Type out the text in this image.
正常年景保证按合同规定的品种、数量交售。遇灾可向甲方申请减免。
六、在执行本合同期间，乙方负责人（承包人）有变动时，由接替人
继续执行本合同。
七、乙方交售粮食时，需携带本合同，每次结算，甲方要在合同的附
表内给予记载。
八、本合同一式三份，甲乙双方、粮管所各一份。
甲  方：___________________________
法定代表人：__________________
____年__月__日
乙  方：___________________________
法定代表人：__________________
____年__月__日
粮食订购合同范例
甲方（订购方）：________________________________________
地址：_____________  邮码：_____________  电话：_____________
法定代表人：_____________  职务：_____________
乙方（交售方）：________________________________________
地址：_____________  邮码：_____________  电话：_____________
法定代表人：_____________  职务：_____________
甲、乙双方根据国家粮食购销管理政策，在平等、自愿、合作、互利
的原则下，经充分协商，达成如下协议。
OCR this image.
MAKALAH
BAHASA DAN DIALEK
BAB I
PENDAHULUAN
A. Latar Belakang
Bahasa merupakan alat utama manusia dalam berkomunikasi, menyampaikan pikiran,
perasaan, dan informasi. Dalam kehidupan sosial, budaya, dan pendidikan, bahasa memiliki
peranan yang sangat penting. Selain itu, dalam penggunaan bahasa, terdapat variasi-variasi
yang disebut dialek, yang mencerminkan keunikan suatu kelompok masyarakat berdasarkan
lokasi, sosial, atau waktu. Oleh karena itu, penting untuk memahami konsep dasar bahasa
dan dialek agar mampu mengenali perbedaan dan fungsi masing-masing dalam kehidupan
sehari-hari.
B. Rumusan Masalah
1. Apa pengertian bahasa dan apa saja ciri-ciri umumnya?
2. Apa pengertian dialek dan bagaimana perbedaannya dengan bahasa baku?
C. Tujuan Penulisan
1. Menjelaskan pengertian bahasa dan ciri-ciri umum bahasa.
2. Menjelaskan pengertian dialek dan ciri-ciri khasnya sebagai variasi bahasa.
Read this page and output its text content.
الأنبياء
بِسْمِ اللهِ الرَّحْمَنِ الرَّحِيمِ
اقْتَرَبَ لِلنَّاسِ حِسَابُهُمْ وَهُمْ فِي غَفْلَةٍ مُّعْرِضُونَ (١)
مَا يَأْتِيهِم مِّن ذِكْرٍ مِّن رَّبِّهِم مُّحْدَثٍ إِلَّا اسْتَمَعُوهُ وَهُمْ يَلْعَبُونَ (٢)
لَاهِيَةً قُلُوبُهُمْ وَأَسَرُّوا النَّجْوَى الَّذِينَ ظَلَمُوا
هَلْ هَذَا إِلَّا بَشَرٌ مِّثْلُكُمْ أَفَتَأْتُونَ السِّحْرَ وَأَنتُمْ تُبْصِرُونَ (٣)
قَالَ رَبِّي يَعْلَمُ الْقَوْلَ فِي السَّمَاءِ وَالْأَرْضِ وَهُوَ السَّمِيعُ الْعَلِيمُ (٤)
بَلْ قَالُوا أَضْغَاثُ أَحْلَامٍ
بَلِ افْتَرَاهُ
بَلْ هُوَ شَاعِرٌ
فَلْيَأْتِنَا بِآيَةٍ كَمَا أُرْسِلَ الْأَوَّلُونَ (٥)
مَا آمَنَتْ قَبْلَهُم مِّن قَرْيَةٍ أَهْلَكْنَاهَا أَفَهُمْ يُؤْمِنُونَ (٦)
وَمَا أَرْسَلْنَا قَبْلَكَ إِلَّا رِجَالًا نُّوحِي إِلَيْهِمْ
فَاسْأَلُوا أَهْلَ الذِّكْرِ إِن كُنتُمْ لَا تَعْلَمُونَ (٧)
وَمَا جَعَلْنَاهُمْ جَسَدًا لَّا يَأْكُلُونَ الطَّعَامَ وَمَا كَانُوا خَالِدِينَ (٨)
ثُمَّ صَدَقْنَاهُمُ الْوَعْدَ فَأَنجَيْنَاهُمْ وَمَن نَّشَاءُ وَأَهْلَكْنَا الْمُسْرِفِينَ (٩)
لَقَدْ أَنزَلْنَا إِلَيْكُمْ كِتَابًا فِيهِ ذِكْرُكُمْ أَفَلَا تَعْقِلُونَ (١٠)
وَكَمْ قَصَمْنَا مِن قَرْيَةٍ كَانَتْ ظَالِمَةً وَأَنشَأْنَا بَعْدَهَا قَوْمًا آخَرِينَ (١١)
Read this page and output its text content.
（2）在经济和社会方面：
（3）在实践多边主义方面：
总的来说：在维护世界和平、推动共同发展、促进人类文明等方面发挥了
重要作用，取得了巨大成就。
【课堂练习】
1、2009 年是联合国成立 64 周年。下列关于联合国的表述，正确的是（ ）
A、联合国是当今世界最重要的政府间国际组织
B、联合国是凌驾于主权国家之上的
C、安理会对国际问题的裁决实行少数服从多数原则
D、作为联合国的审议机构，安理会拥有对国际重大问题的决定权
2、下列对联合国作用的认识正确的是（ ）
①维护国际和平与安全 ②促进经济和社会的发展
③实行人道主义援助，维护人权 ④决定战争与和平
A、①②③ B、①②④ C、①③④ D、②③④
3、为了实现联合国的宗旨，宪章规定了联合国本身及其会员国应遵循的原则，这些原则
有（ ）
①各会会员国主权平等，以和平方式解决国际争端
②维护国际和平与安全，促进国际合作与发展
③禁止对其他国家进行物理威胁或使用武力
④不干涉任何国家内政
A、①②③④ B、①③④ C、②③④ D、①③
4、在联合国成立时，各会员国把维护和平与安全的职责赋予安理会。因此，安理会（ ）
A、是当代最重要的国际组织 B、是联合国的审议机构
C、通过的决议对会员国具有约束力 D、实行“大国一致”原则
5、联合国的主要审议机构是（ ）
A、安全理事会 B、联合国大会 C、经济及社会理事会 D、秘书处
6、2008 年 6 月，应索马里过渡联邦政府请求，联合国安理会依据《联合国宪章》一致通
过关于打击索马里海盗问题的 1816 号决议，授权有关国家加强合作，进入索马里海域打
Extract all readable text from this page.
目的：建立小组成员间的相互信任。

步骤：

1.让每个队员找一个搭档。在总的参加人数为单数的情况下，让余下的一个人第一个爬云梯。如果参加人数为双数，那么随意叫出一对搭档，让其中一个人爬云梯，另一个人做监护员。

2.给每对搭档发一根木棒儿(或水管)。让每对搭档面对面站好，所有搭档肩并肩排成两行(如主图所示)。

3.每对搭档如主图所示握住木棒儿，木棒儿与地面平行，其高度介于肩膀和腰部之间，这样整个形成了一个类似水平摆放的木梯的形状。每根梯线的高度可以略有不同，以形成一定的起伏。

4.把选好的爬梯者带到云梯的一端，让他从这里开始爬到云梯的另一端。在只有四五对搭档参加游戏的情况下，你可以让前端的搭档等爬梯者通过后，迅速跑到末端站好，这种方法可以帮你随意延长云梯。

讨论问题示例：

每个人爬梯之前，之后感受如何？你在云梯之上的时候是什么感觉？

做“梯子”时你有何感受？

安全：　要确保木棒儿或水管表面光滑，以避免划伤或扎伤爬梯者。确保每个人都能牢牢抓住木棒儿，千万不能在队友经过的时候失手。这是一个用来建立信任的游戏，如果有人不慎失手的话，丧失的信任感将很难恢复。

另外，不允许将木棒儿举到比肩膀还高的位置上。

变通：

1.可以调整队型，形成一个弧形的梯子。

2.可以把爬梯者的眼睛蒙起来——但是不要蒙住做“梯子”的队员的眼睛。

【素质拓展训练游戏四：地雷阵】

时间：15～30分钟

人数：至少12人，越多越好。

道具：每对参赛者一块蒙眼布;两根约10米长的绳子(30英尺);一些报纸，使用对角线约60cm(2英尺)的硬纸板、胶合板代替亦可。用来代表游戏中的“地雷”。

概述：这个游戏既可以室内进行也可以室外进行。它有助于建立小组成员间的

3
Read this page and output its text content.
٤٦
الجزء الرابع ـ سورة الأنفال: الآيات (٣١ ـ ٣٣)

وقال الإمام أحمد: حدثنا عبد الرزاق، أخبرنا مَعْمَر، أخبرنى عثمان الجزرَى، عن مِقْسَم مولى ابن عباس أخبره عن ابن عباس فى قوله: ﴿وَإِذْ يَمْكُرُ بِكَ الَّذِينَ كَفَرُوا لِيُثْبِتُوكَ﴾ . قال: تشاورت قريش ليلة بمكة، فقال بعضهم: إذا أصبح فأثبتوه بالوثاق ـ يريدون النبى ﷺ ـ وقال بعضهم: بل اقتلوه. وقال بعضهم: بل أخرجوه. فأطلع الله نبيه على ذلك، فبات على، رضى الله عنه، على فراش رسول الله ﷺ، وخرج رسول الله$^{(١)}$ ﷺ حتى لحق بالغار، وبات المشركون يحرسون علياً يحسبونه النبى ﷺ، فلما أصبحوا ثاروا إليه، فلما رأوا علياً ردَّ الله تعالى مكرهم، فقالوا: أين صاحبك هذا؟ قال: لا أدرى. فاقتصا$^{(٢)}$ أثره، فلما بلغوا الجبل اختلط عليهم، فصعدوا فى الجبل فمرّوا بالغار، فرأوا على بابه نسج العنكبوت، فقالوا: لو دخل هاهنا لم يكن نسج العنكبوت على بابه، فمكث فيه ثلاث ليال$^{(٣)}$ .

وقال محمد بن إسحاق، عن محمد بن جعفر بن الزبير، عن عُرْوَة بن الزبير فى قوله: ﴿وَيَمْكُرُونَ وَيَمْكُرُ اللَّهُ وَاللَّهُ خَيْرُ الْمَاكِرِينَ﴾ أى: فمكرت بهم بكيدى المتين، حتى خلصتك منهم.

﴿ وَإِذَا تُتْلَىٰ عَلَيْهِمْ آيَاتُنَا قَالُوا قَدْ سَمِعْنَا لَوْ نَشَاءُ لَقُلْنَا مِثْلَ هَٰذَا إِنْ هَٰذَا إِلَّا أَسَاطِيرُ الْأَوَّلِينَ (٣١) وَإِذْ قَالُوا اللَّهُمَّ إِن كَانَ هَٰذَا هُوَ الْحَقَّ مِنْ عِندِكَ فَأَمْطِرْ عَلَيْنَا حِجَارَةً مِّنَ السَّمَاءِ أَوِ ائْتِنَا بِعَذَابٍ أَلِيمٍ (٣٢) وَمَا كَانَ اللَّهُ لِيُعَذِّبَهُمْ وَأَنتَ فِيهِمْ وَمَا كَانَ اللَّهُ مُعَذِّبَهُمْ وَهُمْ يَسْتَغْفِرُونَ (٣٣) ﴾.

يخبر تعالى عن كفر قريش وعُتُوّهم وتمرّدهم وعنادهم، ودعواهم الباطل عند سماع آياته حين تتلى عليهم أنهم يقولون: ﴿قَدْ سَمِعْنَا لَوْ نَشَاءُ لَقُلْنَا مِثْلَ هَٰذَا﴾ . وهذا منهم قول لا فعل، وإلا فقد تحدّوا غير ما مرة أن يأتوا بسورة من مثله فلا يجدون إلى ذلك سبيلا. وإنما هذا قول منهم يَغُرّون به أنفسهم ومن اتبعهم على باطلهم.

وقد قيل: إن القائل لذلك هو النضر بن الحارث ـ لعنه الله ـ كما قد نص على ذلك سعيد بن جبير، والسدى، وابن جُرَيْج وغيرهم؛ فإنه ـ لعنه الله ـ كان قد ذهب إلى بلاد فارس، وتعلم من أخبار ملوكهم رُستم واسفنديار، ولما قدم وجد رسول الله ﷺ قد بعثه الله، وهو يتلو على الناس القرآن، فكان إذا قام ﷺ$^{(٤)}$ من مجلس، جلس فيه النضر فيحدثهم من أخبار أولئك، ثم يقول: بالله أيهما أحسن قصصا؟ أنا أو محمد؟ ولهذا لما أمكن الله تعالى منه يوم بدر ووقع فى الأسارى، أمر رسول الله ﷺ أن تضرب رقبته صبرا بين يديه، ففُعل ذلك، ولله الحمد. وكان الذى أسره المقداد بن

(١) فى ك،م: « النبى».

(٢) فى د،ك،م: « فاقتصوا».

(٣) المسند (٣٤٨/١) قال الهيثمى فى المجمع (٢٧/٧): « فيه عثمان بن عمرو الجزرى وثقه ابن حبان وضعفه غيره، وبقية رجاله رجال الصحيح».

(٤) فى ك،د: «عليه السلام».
====
WHAT TO PRODUCE — Filter the entries down to the lines containing "Menjelaskan". Copy each of those lines.

RESULT OF THIS TASK —
1. Menjelaskan pengertian bahasa dan ciri-ciri umum bahasa.
2. Menjelaskan pengertian dialek dan ciri-ciri khasnya sebagai variasi bahasa.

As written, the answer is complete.